╔══

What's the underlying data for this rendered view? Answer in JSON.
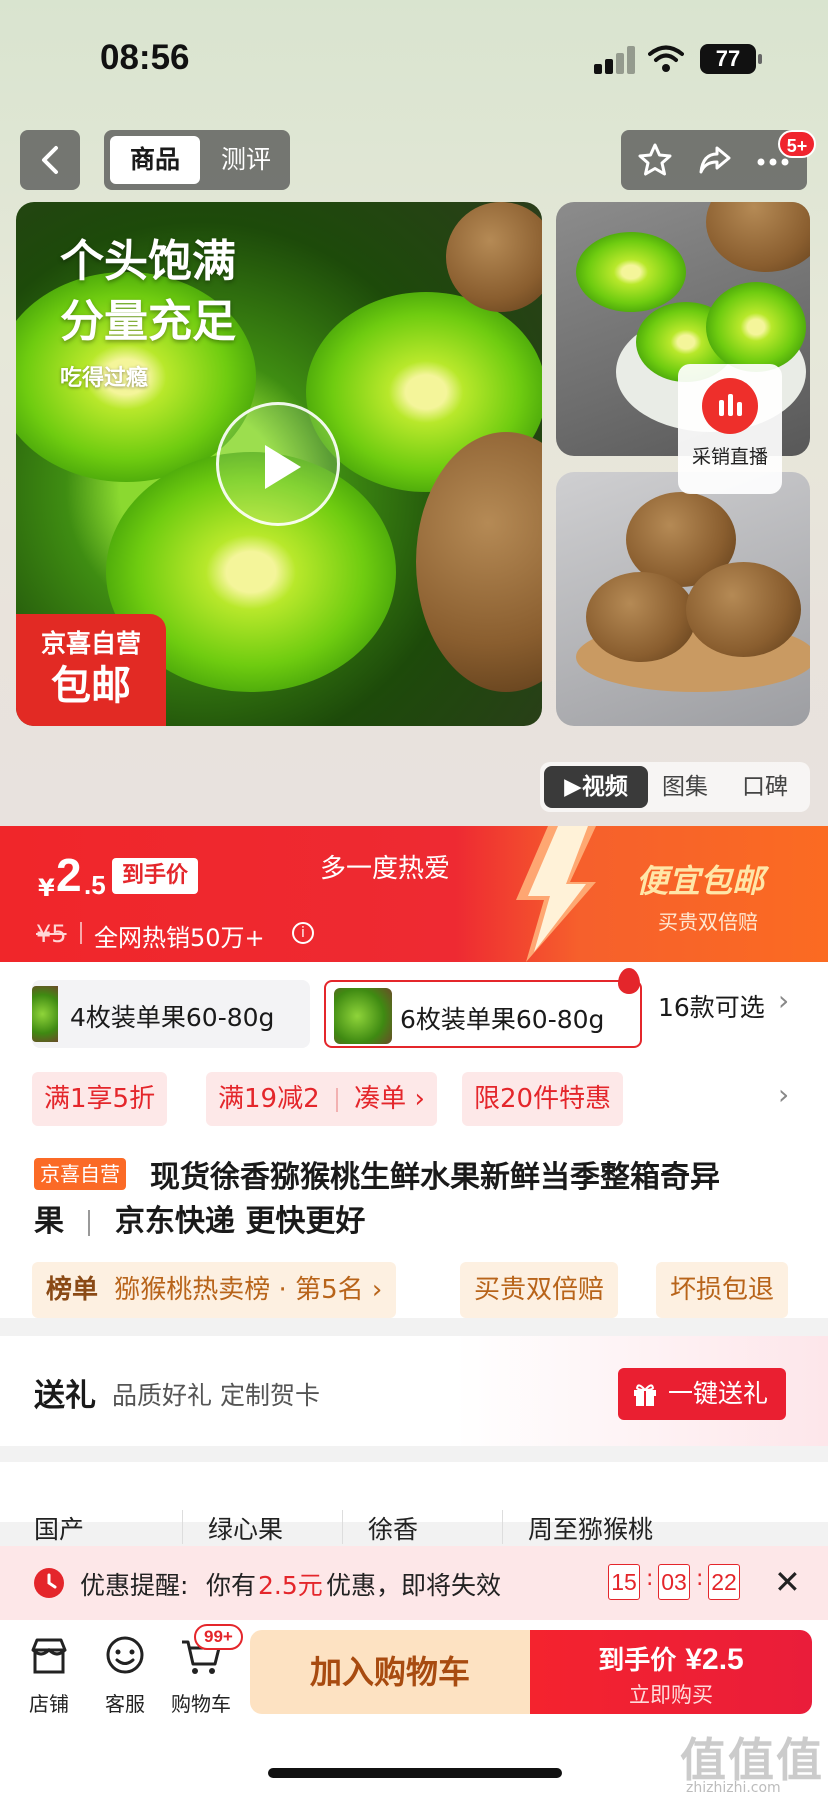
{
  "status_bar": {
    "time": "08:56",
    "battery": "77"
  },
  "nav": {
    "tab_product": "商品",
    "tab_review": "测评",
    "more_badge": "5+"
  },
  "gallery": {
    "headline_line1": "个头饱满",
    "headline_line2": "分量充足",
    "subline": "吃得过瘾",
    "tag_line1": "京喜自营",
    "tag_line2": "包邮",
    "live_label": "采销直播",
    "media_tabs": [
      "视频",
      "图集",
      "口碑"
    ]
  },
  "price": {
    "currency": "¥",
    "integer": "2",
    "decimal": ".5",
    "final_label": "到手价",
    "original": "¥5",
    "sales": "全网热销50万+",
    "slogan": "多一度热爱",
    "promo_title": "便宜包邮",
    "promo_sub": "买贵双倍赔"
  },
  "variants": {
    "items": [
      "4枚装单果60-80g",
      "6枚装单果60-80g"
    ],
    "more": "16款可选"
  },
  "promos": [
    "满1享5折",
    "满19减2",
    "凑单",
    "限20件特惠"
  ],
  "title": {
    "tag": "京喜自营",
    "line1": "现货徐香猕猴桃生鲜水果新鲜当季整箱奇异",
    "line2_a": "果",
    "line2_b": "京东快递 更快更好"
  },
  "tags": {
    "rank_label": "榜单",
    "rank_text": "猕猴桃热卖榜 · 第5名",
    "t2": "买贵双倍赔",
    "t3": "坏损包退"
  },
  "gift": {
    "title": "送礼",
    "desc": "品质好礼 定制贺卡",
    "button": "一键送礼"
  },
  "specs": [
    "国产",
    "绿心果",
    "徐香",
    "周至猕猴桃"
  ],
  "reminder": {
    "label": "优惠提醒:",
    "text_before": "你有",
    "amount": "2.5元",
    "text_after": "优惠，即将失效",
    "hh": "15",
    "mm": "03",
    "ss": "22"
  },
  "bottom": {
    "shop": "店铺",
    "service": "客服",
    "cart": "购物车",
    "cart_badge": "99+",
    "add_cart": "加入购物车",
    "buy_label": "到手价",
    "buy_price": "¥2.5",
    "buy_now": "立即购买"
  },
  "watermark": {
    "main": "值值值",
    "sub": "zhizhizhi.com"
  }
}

╚══
╔══

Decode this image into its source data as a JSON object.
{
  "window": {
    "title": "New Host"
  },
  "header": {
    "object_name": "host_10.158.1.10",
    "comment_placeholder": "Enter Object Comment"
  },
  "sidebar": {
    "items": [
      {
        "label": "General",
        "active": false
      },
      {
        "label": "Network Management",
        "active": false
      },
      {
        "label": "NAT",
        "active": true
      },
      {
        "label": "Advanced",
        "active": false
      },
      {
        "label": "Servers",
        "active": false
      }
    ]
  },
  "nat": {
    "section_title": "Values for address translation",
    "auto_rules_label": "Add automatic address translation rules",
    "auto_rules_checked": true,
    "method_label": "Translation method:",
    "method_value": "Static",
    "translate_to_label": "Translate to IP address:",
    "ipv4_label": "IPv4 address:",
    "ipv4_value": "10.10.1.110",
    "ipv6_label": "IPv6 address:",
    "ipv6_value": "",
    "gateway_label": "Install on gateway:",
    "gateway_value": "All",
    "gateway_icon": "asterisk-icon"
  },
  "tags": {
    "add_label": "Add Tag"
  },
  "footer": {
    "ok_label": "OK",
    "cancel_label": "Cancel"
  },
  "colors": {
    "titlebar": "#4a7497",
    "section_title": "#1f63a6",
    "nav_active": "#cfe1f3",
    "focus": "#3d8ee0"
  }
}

╚══

How many lines of the records contain the string "this"? Respond with the number alone.

## Solved problem
2